◆ **WHAT THIS TASK INVOLVES**
List each line in which the string "dark" appears.

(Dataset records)

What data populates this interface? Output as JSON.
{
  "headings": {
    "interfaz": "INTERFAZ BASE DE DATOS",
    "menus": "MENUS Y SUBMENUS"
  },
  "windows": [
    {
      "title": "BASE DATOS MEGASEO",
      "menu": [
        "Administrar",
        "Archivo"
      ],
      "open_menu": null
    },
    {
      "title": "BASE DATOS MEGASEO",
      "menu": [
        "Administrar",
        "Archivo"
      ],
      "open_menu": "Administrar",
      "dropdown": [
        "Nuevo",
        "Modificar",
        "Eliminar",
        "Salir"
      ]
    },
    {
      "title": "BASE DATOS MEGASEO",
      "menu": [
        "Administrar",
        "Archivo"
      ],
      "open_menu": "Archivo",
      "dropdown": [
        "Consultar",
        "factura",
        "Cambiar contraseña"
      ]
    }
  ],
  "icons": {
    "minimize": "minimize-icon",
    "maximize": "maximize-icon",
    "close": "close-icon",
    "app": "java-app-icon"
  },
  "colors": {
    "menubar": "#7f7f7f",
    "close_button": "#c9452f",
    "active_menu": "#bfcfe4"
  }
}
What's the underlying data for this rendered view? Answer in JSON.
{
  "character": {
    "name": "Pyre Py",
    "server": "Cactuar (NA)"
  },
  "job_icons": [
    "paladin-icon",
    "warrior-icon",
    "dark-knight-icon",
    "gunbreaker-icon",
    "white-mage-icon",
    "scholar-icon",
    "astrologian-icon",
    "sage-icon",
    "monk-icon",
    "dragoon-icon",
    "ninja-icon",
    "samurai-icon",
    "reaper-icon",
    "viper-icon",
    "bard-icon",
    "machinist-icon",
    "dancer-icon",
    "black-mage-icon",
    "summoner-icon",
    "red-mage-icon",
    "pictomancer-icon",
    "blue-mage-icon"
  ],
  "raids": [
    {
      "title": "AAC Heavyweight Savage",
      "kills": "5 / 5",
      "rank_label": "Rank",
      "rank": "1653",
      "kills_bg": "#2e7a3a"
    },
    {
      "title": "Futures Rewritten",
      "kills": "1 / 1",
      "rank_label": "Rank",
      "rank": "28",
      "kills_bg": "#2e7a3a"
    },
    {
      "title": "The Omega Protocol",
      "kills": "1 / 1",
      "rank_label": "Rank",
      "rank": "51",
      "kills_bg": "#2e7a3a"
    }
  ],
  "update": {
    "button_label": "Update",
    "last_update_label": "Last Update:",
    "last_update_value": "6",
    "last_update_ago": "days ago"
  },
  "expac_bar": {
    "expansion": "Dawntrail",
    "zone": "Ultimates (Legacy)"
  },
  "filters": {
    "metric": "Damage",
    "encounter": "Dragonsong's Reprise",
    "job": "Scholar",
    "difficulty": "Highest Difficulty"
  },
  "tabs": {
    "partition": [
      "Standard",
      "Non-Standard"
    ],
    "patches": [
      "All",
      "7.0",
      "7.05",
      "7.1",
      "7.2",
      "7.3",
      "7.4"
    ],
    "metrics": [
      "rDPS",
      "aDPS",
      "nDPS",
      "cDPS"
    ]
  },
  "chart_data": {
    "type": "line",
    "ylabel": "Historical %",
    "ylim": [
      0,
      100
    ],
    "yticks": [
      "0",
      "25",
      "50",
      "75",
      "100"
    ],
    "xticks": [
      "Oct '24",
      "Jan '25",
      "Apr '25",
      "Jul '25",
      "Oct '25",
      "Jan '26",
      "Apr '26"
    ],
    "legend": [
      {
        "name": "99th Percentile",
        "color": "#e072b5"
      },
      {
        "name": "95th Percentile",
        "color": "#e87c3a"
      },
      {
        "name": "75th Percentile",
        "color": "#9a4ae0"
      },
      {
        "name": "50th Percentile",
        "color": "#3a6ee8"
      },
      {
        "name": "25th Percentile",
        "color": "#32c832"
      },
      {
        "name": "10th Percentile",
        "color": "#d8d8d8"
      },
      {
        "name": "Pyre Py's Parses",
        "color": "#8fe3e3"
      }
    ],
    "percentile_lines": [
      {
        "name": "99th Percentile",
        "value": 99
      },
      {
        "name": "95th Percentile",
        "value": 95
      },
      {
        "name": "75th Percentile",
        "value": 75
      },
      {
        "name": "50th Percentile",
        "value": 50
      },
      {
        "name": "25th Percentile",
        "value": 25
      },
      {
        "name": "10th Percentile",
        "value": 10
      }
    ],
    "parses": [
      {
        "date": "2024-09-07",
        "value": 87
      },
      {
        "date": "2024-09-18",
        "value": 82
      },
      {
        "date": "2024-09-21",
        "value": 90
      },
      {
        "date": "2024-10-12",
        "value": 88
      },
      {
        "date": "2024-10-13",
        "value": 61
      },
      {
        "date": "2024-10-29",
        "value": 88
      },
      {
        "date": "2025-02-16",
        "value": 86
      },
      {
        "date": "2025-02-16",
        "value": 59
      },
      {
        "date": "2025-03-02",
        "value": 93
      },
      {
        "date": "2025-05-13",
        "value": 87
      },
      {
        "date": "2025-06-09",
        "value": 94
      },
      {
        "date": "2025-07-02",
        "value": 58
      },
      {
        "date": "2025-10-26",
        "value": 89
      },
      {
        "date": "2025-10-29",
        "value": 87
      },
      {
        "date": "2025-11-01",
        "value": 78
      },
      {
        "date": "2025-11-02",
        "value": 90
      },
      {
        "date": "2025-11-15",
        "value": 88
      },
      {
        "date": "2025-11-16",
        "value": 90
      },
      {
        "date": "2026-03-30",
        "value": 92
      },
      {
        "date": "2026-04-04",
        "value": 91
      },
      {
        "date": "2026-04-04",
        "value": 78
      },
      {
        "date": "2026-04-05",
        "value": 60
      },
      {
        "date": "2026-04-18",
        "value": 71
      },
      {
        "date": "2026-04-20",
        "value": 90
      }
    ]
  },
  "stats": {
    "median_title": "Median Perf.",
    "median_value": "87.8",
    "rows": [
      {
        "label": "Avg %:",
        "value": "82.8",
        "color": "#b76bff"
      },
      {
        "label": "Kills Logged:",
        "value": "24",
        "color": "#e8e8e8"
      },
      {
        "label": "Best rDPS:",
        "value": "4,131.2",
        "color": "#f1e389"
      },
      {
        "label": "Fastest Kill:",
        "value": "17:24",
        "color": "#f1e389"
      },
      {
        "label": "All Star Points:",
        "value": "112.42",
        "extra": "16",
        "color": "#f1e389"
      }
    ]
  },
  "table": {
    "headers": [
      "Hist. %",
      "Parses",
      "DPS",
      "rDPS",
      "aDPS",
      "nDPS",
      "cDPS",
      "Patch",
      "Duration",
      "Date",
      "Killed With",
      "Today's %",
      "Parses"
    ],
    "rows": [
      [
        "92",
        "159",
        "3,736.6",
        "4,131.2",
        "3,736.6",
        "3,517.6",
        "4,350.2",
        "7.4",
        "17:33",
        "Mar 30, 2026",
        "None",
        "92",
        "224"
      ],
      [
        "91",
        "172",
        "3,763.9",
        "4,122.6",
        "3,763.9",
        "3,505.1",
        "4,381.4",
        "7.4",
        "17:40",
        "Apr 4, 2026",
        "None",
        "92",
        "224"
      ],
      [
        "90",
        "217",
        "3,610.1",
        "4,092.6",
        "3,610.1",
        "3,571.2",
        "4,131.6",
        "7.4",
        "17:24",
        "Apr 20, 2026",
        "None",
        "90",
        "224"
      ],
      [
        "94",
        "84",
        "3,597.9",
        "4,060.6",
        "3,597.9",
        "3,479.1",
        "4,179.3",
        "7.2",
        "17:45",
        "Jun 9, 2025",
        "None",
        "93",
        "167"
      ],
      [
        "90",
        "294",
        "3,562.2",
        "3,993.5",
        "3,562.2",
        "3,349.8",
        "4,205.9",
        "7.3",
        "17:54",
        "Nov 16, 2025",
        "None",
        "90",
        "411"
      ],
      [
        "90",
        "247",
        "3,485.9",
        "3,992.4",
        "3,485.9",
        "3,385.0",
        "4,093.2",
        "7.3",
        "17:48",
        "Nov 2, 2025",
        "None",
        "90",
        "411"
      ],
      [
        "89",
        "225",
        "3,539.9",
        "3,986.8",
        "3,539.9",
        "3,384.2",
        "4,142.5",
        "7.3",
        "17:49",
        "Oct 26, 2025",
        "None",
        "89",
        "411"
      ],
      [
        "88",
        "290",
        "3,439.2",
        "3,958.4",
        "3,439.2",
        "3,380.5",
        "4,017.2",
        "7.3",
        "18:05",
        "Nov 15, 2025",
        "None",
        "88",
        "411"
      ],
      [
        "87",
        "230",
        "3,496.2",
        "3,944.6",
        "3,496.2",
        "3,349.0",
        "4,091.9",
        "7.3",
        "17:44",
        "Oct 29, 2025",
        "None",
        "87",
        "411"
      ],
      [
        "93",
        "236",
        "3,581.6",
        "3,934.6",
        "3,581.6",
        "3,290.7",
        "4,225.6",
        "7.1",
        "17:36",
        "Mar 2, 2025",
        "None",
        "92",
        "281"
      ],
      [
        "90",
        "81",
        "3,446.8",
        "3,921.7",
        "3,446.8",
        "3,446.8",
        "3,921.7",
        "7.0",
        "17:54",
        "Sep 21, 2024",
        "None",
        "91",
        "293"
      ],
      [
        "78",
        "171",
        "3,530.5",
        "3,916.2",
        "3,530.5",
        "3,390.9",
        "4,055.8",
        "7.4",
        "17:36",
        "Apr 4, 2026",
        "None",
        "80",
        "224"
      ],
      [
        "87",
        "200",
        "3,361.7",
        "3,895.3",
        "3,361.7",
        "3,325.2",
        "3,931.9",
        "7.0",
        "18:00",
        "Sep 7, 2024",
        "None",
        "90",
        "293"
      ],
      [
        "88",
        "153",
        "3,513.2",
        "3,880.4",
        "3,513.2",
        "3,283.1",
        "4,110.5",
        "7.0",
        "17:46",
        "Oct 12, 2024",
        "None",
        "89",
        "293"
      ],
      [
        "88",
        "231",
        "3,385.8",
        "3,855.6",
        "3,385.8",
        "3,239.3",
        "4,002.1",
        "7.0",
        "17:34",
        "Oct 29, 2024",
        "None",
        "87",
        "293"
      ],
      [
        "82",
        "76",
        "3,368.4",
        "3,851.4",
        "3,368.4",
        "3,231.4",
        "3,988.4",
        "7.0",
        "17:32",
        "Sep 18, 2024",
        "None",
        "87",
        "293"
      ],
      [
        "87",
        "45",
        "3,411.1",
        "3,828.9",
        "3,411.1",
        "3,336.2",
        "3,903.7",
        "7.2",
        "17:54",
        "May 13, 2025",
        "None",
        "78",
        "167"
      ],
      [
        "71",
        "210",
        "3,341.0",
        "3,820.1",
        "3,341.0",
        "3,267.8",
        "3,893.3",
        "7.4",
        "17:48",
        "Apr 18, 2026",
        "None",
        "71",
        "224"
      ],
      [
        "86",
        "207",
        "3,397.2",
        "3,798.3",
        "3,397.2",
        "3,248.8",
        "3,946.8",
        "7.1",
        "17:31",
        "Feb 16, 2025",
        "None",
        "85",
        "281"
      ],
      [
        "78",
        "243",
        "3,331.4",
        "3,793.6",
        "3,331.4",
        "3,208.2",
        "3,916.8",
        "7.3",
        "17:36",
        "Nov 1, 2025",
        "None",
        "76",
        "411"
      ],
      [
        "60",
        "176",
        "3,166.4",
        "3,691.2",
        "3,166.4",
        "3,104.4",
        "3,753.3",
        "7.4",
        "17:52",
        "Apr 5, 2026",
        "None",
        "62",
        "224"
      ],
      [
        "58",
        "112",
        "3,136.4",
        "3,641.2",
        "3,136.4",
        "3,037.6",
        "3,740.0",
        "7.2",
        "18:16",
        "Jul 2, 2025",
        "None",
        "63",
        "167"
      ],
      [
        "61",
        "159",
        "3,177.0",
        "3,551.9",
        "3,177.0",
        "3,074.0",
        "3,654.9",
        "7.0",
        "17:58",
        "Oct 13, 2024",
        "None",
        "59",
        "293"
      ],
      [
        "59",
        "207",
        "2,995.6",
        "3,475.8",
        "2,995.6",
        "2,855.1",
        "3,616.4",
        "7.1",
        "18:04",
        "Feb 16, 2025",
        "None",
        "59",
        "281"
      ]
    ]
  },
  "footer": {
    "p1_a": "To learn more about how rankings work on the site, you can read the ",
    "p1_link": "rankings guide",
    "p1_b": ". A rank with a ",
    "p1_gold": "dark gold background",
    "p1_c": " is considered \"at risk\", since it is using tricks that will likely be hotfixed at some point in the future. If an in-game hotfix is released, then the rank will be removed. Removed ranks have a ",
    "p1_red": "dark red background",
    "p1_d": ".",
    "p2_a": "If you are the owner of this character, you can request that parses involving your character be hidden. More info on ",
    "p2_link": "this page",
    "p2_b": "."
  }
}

◆ **SOLUTION TO THIS EXERCISE**
    "dark-knight-icon",
    "p1_gold": "dark gold background",
    "p1_red": "dark red background",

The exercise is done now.